■ SUPPLIED MATERIAL
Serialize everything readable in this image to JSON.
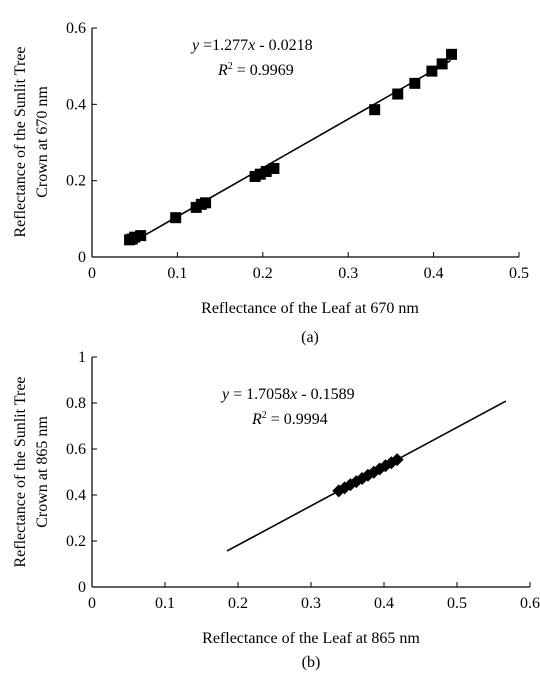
{
  "chart_data": [
    {
      "type": "scatter",
      "panel_label": "(a)",
      "xlabel": "Reflectance of the Leaf at 670 nm",
      "ylabel_lines": [
        "Reflectance of the Sunlit Tree",
        "Crown at 670 nm"
      ],
      "xlim": [
        0,
        0.5
      ],
      "ylim": [
        0,
        0.6
      ],
      "xticks": [
        0,
        0.1,
        0.2,
        0.3,
        0.4,
        0.5
      ],
      "xtick_labels": [
        "0",
        "0.1",
        "0.2",
        "0.3",
        "0.4",
        "0.5"
      ],
      "yticks": [
        0,
        0.2,
        0.4,
        0.6
      ],
      "ytick_labels": [
        "0",
        "0.2",
        "0.4",
        "0.6"
      ],
      "marker": "square",
      "equation": {
        "y": "y",
        "mid": " =1.277",
        "x": "x",
        "tail": " - 0.0218",
        "r": "R",
        "sup": "2",
        "rtail": " = 0.9969"
      },
      "fit": {
        "slope": 1.277,
        "intercept": -0.0218,
        "x_range": [
          0.043,
          0.42
        ]
      },
      "series": [
        {
          "points": [
            [
              0.044,
              0.045
            ],
            [
              0.047,
              0.047
            ],
            [
              0.05,
              0.052
            ],
            [
              0.057,
              0.056
            ],
            [
              0.098,
              0.103
            ],
            [
              0.122,
              0.13
            ],
            [
              0.128,
              0.138
            ],
            [
              0.133,
              0.142
            ],
            [
              0.191,
              0.211
            ],
            [
              0.197,
              0.217
            ],
            [
              0.204,
              0.224
            ],
            [
              0.213,
              0.232
            ],
            [
              0.331,
              0.386
            ],
            [
              0.358,
              0.427
            ],
            [
              0.378,
              0.455
            ],
            [
              0.398,
              0.487
            ],
            [
              0.41,
              0.506
            ],
            [
              0.421,
              0.531
            ]
          ]
        }
      ],
      "grid": false
    },
    {
      "type": "scatter",
      "panel_label": "(b)",
      "xlabel": "Reflectance of the Leaf at 865 nm",
      "ylabel_lines": [
        "Reflectance of the Sunlit Tree",
        "Crown at 865 nm"
      ],
      "xlim": [
        0,
        0.6
      ],
      "ylim": [
        0,
        1
      ],
      "xticks": [
        0,
        0.1,
        0.2,
        0.3,
        0.4,
        0.5,
        0.6
      ],
      "xtick_labels": [
        "0",
        "0.1",
        "0.2",
        "0.3",
        "0.4",
        "0.5",
        "0.6"
      ],
      "yticks": [
        0,
        0.2,
        0.4,
        0.6,
        0.8,
        1
      ],
      "ytick_labels": [
        "0",
        "0.2",
        "0.4",
        "0.6",
        "0.8",
        "1"
      ],
      "marker": "diamond",
      "equation": {
        "y": "y",
        "mid": " = 1.7058",
        "x": "x",
        "tail": " - 0.1589",
        "r": "R",
        "sup": "2",
        "rtail": " = 0.9994"
      },
      "fit": {
        "slope": 1.7058,
        "intercept": -0.1589,
        "x_range": [
          0.185,
          0.567
        ]
      },
      "series": [
        {
          "points": [
            [
              0.338,
              0.418
            ],
            [
              0.346,
              0.431
            ],
            [
              0.354,
              0.445
            ],
            [
              0.362,
              0.458
            ],
            [
              0.37,
              0.472
            ],
            [
              0.378,
              0.486
            ],
            [
              0.386,
              0.499
            ],
            [
              0.394,
              0.513
            ],
            [
              0.402,
              0.527
            ],
            [
              0.41,
              0.54
            ],
            [
              0.418,
              0.554
            ]
          ]
        }
      ],
      "grid": false
    }
  ]
}
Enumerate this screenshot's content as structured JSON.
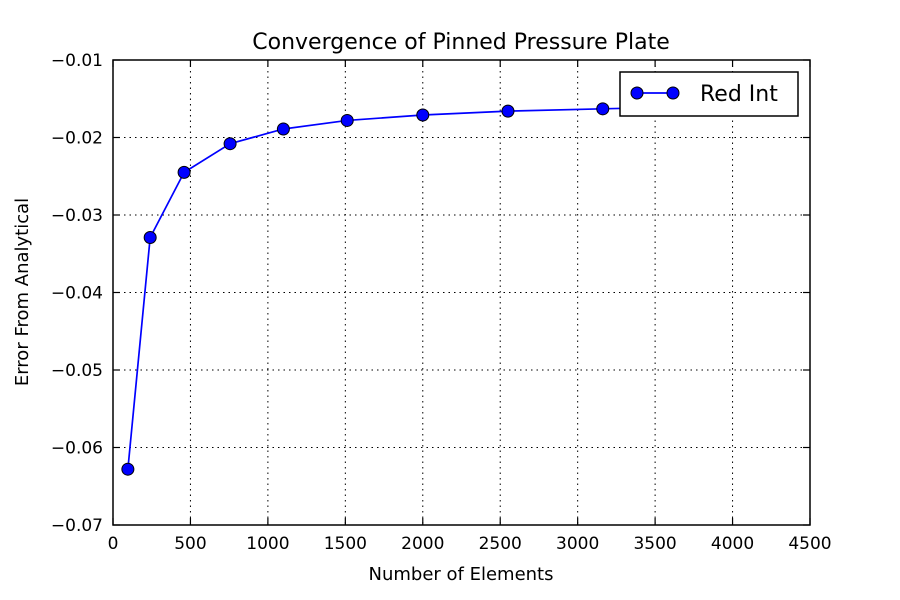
{
  "chart_data": {
    "type": "line",
    "title": "Convergence of Pinned Pressure Plate",
    "xlabel": "Number of Elements",
    "ylabel": "Error From Analytical",
    "xlim": [
      0,
      4500
    ],
    "ylim": [
      -0.07,
      -0.01
    ],
    "xticks": [
      0,
      500,
      1000,
      1500,
      2000,
      2500,
      3000,
      3500,
      4000,
      4500
    ],
    "xtick_labels": [
      "0",
      "500",
      "1000",
      "1500",
      "2000",
      "2500",
      "3000",
      "3500",
      "4000",
      "4500"
    ],
    "yticks": [
      -0.07,
      -0.06,
      -0.05,
      -0.04,
      -0.03,
      -0.02,
      -0.01
    ],
    "ytick_labels": [
      "−0.07",
      "−0.06",
      "−0.05",
      "−0.04",
      "−0.03",
      "−0.02",
      "−0.01"
    ],
    "grid": true,
    "legend_position": "top-right",
    "series": [
      {
        "name": "Red Int",
        "color": "#0000ff",
        "marker": "circle",
        "x": [
          96,
          240,
          459,
          756,
          1100,
          1512,
          2000,
          2550,
          3162,
          3600
        ],
        "y": [
          -0.0628,
          -0.0329,
          -0.0245,
          -0.0208,
          -0.0189,
          -0.0178,
          -0.0171,
          -0.0166,
          -0.0163,
          -0.0161
        ]
      }
    ]
  }
}
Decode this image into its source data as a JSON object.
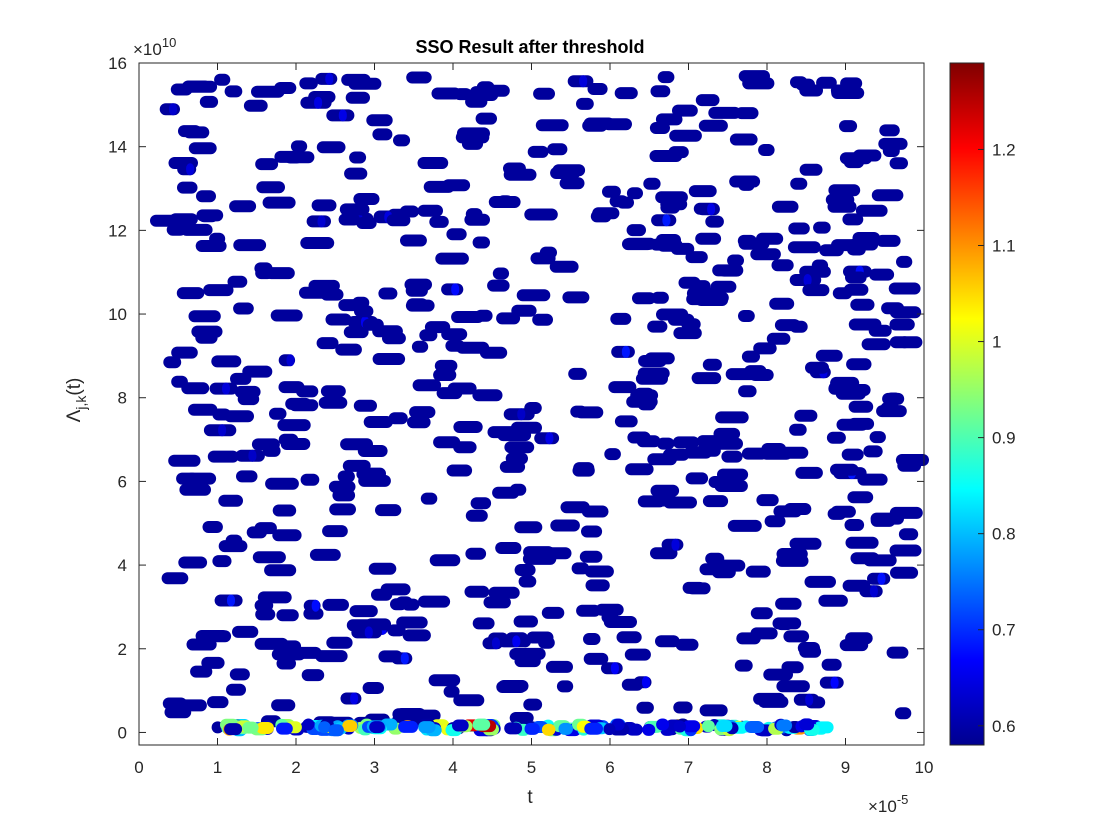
{
  "chart_data": {
    "type": "scatter",
    "title": "SSO Result after threshold",
    "xlabel": "t",
    "ylabel_main": "Λ",
    "ylabel_sub": "j,k",
    "ylabel_tail": "(t)",
    "x_multiplier_label": "×10",
    "x_multiplier_exp": "-5",
    "y_multiplier_label": "×10",
    "y_multiplier_exp": "10",
    "xlim": [
      0,
      10
    ],
    "ylim": [
      -0.3,
      16
    ],
    "x_ticks": [
      "0",
      "1",
      "2",
      "3",
      "4",
      "5",
      "6",
      "7",
      "8",
      "9",
      "10"
    ],
    "y_ticks": [
      "0",
      "2",
      "4",
      "6",
      "8",
      "10",
      "12",
      "14",
      "16"
    ],
    "colorbar": {
      "colormap": "jet",
      "range": [
        0.58,
        1.29
      ],
      "ticks": [
        "0.6",
        "0.7",
        "0.8",
        "0.9",
        "1",
        "1.1",
        "1.2"
      ]
    },
    "background_marker_value": 0.6,
    "x_range_scatter": [
      0.2,
      9.8
    ],
    "y_range_scatter": [
      0.2,
      15.7
    ],
    "background_cluster_count": 620,
    "baseline_band": {
      "y": 0.12,
      "x_range": [
        1.0,
        8.8
      ],
      "value_range": [
        0.6,
        1.29
      ]
    }
  }
}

■ WHAT THE TASK ASKS
In the listing above, find each line with the word "title" and copy it.

■ RESULT OF THE EXERCISE
    "title": "Convergence of Pinned Pressure Plate",
    "title": "SSO Result after threshold",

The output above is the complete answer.